- _REQUIRED WORK_
Gather up every line from the entries below that uses the word "温度降低".

- _RECORDS SUPPLIED_
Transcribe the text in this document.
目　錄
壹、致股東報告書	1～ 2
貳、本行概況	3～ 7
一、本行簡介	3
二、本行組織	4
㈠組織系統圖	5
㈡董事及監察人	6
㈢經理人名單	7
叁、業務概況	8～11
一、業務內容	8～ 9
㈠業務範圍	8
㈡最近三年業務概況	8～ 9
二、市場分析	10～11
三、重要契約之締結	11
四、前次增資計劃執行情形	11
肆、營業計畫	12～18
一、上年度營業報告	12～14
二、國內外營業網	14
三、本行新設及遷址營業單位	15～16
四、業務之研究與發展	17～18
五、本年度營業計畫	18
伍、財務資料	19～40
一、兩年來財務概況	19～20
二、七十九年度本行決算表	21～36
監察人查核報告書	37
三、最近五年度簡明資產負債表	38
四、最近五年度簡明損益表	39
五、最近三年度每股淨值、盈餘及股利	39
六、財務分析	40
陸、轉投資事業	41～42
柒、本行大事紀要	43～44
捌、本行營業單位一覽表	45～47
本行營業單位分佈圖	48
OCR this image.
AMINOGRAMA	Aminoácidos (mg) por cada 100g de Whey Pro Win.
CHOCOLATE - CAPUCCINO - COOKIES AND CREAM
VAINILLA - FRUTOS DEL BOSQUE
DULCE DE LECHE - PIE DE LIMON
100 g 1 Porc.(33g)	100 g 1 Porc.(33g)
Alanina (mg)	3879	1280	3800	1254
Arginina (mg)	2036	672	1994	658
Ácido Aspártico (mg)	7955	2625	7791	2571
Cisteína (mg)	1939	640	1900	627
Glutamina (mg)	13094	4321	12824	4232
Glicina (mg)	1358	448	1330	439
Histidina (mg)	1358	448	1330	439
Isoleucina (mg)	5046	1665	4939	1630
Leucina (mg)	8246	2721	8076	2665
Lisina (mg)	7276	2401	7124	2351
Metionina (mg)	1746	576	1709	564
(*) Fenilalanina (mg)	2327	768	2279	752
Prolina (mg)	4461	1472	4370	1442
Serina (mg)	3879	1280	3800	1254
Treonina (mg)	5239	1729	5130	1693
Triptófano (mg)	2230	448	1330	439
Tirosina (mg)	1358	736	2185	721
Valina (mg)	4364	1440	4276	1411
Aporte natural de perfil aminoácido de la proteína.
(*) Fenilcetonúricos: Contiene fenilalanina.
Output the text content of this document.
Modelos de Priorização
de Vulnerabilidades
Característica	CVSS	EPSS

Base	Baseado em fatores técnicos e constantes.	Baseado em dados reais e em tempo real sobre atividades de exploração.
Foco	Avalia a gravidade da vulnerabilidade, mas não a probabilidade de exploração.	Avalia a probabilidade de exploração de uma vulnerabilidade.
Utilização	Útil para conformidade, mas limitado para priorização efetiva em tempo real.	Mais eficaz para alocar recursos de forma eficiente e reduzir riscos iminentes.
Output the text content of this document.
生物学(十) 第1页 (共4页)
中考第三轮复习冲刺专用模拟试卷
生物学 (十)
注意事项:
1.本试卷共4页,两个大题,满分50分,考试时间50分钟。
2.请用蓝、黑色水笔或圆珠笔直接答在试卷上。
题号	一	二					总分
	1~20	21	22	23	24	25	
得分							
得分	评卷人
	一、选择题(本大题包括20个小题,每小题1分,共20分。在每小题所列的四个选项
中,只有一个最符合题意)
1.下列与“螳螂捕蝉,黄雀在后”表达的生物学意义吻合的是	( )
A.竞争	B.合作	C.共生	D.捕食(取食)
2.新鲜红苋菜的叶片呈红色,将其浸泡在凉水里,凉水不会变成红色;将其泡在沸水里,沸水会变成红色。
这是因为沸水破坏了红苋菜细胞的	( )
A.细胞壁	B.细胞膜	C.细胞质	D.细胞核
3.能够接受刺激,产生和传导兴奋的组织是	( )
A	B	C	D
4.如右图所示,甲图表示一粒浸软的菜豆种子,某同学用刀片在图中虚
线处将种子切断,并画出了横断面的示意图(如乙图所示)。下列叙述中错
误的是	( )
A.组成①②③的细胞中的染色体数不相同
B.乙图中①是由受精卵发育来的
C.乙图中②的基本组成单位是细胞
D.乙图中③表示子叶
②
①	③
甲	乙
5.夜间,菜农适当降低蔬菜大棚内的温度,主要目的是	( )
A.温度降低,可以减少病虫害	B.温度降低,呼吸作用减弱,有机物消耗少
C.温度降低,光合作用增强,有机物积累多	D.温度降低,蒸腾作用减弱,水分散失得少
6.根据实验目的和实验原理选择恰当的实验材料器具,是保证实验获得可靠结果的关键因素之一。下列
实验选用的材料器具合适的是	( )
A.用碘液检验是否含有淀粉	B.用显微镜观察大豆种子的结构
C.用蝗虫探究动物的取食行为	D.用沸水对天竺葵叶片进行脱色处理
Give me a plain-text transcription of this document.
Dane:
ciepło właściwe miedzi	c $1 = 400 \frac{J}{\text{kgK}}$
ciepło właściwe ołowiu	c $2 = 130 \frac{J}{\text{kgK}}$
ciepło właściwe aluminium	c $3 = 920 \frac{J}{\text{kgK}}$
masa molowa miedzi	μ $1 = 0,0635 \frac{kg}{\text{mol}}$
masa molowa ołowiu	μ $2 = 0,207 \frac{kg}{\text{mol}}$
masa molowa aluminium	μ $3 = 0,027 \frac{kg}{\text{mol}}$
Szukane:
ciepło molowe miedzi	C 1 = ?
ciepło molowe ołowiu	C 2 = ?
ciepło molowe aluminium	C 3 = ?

- _RESPONSE TO THIS EXERCISE_
A.温度降低,可以减少病虫害	B.温度降低,呼吸作用减弱,有机物消耗少
C.温度降低,光合作用增强,有机物积累多	D.温度降低,蒸腾作用减弱,水分散失得少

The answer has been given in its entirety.